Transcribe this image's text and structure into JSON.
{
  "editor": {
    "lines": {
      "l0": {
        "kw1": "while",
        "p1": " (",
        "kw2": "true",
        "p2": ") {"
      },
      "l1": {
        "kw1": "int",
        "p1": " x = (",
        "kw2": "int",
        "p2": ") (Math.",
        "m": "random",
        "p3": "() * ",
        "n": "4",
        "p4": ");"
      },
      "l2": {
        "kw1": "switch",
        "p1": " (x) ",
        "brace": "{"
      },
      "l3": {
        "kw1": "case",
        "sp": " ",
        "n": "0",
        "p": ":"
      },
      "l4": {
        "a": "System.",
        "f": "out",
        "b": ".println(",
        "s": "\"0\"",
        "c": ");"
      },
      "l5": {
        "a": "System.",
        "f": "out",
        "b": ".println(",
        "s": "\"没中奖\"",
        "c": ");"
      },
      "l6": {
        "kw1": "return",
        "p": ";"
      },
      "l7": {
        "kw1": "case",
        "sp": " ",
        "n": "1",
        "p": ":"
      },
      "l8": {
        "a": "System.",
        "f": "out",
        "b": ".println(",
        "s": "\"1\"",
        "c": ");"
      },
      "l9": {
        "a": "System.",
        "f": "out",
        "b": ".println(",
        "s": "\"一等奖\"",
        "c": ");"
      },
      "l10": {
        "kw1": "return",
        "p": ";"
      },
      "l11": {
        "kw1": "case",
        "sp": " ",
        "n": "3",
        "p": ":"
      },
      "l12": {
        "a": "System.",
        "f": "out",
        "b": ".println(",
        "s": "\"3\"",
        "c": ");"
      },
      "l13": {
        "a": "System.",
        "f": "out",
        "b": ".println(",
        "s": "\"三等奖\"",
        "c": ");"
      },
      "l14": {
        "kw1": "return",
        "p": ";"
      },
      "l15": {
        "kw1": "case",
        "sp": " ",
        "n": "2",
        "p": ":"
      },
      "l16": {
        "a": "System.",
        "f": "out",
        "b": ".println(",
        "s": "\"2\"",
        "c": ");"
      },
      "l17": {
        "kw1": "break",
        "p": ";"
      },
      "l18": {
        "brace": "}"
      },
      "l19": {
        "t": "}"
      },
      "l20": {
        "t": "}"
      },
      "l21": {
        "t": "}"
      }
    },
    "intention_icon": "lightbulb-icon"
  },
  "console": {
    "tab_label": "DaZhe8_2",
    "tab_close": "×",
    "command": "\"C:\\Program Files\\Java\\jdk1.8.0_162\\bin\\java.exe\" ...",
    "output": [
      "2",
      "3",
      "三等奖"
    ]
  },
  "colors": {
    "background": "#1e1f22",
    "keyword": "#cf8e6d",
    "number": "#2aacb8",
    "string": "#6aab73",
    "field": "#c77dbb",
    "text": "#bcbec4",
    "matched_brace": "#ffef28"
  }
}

***

> [Aim]: Each line of the material must be restated exactly.

> [The result]:
Transcribe this image's text and structure into JSON.
{
  "editor": {
    "lines": {
      "l0": {
        "kw1": "while",
        "p1": " (",
        "kw2": "true",
        "p2": ") {"
      },
      "l1": {
        "kw1": "int",
        "p1": " x = (",
        "kw2": "int",
        "p2": ") (Math.",
        "m": "random",
        "p3": "() * ",
        "n": "4",
        "p4": ");"
      },
      "l2": {
        "kw1": "switch",
        "p1": " (x) ",
        "brace": "{"
      },
      "l3": {
        "kw1": "case",
        "sp": " ",
        "n": "0",
        "p": ":"
      },
      "l4": {
        "a": "System.",
        "f": "out",
        "b": ".println(",
        "s": "\"0\"",
        "c": ");"
      },
      "l5": {
        "a": "System.",
        "f": "out",
        "b": ".println(",
        "s": "\"没中奖\"",
        "c": ");"
      },
      "l6": {
        "kw1": "return",
        "p": ";"
      },
      "l7": {
        "kw1": "case",
        "sp": " ",
        "n": "1",
        "p": ":"
      },
      "l8": {
        "a": "System.",
        "f": "out",
        "b": ".println(",
        "s": "\"1\"",
        "c": ");"
      },
      "l9": {
        "a": "System.",
        "f": "out",
        "b": ".println(",
        "s": "\"一等奖\"",
        "c": ");"
      },
      "l10": {
        "kw1": "return",
        "p": ";"
      },
      "l11": {
        "kw1": "case",
        "sp": " ",
        "n": "3",
        "p": ":"
      },
      "l12": {
        "a": "System.",
        "f": "out",
        "b": ".println(",
        "s": "\"3\"",
        "c": ");"
      },
      "l13": {
        "a": "System.",
        "f": "out",
        "b": ".println(",
        "s": "\"三等奖\"",
        "c": ");"
      },
      "l14": {
        "kw1": "return",
        "p": ";"
      },
      "l15": {
        "kw1": "case",
        "sp": " ",
        "n": "2",
        "p": ":"
      },
      "l16": {
        "a": "System.",
        "f": "out",
        "b": ".println(",
        "s": "\"2\"",
        "c": ");"
      },
      "l17": {
        "kw1": "break",
        "p": ";"
      },
      "l18": {
        "brace": "}"
      },
      "l19": {
        "t": "}"
      },
      "l20": {
        "t": "}"
      },
      "l21": {
        "t": "}"
      }
    },
    "intention_icon": "lightbulb-icon"
  },
  "console": {
    "tab_label": "DaZhe8_2",
    "tab_close": "×",
    "command": "\"C:\\Program Files\\Java\\jdk1.8.0_162\\bin\\java.exe\" ...",
    "output": [
      "2",
      "3",
      "三等奖"
    ]
  },
  "colors": {
    "background": "#1e1f22",
    "keyword": "#cf8e6d",
    "number": "#2aacb8",
    "string": "#6aab73",
    "field": "#c77dbb",
    "text": "#bcbec4",
    "matched_brace": "#ffef28"
  }
}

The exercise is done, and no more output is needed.